▶ [Exercise]: Write out the whole listing exactly as it stands.

--- start ---

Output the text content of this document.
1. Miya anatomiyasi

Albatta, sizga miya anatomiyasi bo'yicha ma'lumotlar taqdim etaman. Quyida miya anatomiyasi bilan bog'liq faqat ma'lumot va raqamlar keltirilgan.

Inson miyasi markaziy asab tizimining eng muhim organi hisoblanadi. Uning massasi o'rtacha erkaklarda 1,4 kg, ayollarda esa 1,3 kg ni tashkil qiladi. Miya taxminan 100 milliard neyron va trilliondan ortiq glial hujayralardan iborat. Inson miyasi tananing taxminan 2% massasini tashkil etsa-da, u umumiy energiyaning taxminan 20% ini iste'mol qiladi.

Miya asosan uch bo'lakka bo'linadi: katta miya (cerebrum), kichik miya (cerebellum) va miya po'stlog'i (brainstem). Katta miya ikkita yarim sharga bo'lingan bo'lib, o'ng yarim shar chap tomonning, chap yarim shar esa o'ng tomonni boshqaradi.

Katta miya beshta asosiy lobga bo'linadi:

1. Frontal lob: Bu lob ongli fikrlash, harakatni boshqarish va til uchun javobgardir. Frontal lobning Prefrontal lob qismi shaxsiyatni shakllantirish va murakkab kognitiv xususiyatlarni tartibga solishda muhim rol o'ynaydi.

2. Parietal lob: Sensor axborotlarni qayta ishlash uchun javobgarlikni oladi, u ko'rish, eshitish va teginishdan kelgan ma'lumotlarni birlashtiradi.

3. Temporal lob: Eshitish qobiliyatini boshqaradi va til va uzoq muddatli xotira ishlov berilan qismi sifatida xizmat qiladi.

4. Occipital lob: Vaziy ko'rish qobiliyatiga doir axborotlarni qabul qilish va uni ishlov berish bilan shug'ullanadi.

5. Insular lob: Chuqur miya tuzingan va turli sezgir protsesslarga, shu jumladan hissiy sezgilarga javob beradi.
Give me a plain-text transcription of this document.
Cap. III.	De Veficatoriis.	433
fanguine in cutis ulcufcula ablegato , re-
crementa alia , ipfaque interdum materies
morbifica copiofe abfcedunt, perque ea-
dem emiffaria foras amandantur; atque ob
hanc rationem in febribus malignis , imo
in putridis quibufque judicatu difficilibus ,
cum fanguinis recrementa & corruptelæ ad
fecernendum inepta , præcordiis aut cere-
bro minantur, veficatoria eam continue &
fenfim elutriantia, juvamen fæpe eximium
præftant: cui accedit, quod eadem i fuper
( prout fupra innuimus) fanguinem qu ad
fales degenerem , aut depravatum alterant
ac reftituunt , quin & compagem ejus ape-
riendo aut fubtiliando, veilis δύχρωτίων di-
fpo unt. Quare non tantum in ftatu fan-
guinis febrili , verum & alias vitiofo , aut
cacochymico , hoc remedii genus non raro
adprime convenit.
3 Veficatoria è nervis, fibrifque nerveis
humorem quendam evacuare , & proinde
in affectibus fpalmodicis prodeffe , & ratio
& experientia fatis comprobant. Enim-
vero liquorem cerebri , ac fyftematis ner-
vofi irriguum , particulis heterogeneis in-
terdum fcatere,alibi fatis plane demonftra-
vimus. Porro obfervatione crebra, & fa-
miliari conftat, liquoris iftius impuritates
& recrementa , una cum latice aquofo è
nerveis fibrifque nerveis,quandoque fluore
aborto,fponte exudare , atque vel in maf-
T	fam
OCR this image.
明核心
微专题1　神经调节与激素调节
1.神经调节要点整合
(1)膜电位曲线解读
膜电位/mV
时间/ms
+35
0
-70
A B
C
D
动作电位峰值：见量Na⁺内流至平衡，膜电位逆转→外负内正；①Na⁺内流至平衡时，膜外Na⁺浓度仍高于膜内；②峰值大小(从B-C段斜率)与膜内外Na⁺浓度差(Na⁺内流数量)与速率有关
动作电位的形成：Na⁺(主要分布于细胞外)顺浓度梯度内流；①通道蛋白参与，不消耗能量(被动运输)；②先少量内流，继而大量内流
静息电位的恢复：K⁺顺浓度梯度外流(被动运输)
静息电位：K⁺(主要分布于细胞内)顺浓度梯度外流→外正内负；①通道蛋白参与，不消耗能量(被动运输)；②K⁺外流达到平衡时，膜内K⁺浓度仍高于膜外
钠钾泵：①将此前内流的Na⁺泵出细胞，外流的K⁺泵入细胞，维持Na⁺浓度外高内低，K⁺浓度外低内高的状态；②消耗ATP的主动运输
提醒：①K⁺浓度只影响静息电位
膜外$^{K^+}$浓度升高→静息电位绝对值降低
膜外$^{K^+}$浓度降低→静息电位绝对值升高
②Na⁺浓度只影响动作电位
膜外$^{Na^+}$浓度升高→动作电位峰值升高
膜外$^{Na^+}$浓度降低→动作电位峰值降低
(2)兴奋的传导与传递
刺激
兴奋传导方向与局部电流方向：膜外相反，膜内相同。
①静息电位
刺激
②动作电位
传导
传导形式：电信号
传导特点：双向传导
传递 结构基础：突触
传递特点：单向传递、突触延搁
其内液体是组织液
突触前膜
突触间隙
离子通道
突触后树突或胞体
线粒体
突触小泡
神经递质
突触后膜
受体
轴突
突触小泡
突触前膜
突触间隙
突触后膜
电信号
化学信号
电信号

--- end ---

▶ [Exercise solution]:
Output the text content of this document.
1. Miya anatomiyasi

Albatta, sizga miya anatomiyasi bo'yicha ma'lumotlar taqdim etaman. Quyida miya anatomiyasi bilan bog'liq faqat ma'lumot va raqamlar keltirilgan.

Inson miyasi markaziy asab tizimining eng muhim organi hisoblanadi. Uning massasi o'rtacha erkaklarda 1,4 kg, ayollarda esa 1,3 kg ni tashkil qiladi. Miya taxminan 100 milliard neyron va trilliondan ortiq glial hujayralardan iborat. Inson miyasi tananing taxminan 2% massasini tashkil etsa-da, u umumiy energiyaning taxminan 20% ini iste'mol qiladi.

Miya asosan uch bo'lakka bo'linadi: katta miya (cerebrum), kichik miya (cerebellum) va miya po'stlog'i (brainstem). Katta miya ikkita yarim sharga bo'lingan bo'lib, o'ng yarim shar chap tomonning, chap yarim shar esa o'ng tomonni boshqaradi.

Katta miya beshta asosiy lobga bo'linadi:

1. Frontal lob: Bu lob ongli fikrlash, harakatni boshqarish va til uchun javobgardir. Frontal lobning Prefrontal lob qismi shaxsiyatni shakllantirish va murakkab kognitiv xususiyatlarni tartibga solishda muhim rol o'ynaydi.

2. Parietal lob: Sensor axborotlarni qayta ishlash uchun javobgarlikni oladi, u ko'rish, eshitish va teginishdan kelgan ma'lumotlarni birlashtiradi.

3. Temporal lob: Eshitish qobiliyatini boshqaradi va til va uzoq muddatli xotira ishlov berilan qismi sifatida xizmat qiladi.

4. Occipital lob: Vaziy ko'rish qobiliyatiga doir axborotlarni qabul qilish va uni ishlov berish bilan shug'ullanadi.

5. Insular lob: Chuqur miya tuzingan va turli sezgir protsesslarga, shu jumladan hissiy sezgilarga javob beradi.
Give me a plain-text transcription of this document.
Cap. III.	De Veficatoriis.	433
fanguine in cutis ulcufcula ablegato , re-
crementa alia , ipfaque interdum materies
morbifica copiofe abfcedunt, perque ea-
dem emiffaria foras amandantur; atque ob
hanc rationem in febribus malignis , imo
in putridis quibufque judicatu difficilibus ,
cum fanguinis recrementa & corruptelæ ad
fecernendum inepta , præcordiis aut cere-
bro minantur, veficatoria eam continue &
fenfim elutriantia, juvamen fæpe eximium
præftant: cui accedit, quod eadem i fuper
( prout fupra innuimus) fanguinem qu ad
fales degenerem , aut depravatum alterant
ac reftituunt , quin & compagem ejus ape-
riendo aut fubtiliando, veilis δύχρωτίων di-
fpo unt. Quare non tantum in ftatu fan-
guinis febrili , verum & alias vitiofo , aut
cacochymico , hoc remedii genus non raro
adprime convenit.
3 Veficatoria è nervis, fibrifque nerveis
humorem quendam evacuare , & proinde
in affectibus fpalmodicis prodeffe , & ratio
& experientia fatis comprobant. Enim-
vero liquorem cerebri , ac fyftematis ner-
vofi irriguum , particulis heterogeneis in-
terdum fcatere,alibi fatis plane demonftra-
vimus. Porro obfervatione crebra, & fa-
miliari conftat, liquoris iftius impuritates
& recrementa , una cum latice aquofo è
nerveis fibrifque nerveis,quandoque fluore
aborto,fponte exudare , atque vel in maf-
T	fam
OCR this image.
明核心
微专题1　神经调节与激素调节
1.神经调节要点整合
(1)膜电位曲线解读
膜电位/mV
时间/ms
+35
0
-70
A B
C
D
动作电位峰值：见量Na⁺内流至平衡，膜电位逆转→外负内正；①Na⁺内流至平衡时，膜外Na⁺浓度仍高于膜内；②峰值大小(从B-C段斜率)与膜内外Na⁺浓度差(Na⁺内流数量)与速率有关
动作电位的形成：Na⁺(主要分布于细胞外)顺浓度梯度内流；①通道蛋白参与，不消耗能量(被动运输)；②先少量内流，继而大量内流
静息电位的恢复：K⁺顺浓度梯度外流(被动运输)
静息电位：K⁺(主要分布于细胞内)顺浓度梯度外流→外正内负；①通道蛋白参与，不消耗能量(被动运输)；②K⁺外流达到平衡时，膜内K⁺浓度仍高于膜外
钠钾泵：①将此前内流的Na⁺泵出细胞，外流的K⁺泵入细胞，维持Na⁺浓度外高内低，K⁺浓度外低内高的状态；②消耗ATP的主动运输
提醒：①K⁺浓度只影响静息电位
膜外$^{K^+}$浓度升高→静息电位绝对值降低
膜外$^{K^+}$浓度降低→静息电位绝对值升高
②Na⁺浓度只影响动作电位
膜外$^{Na^+}$浓度升高→动作电位峰值升高
膜外$^{Na^+}$浓度降低→动作电位峰值降低
(2)兴奋的传导与传递
刺激
兴奋传导方向与局部电流方向：膜外相反，膜内相同。
①静息电位
刺激
②动作电位
传导
传导形式：电信号
传导特点：双向传导
传递 结构基础：突触
传递特点：单向传递、突触延搁
其内液体是组织液
突触前膜
突触间隙
离子通道
突触后树突或胞体
线粒体
突触小泡
神经递质
突触后膜
受体
轴突
突触小泡
突触前膜
突触间隙
突触后膜
电信号
化学信号
电信号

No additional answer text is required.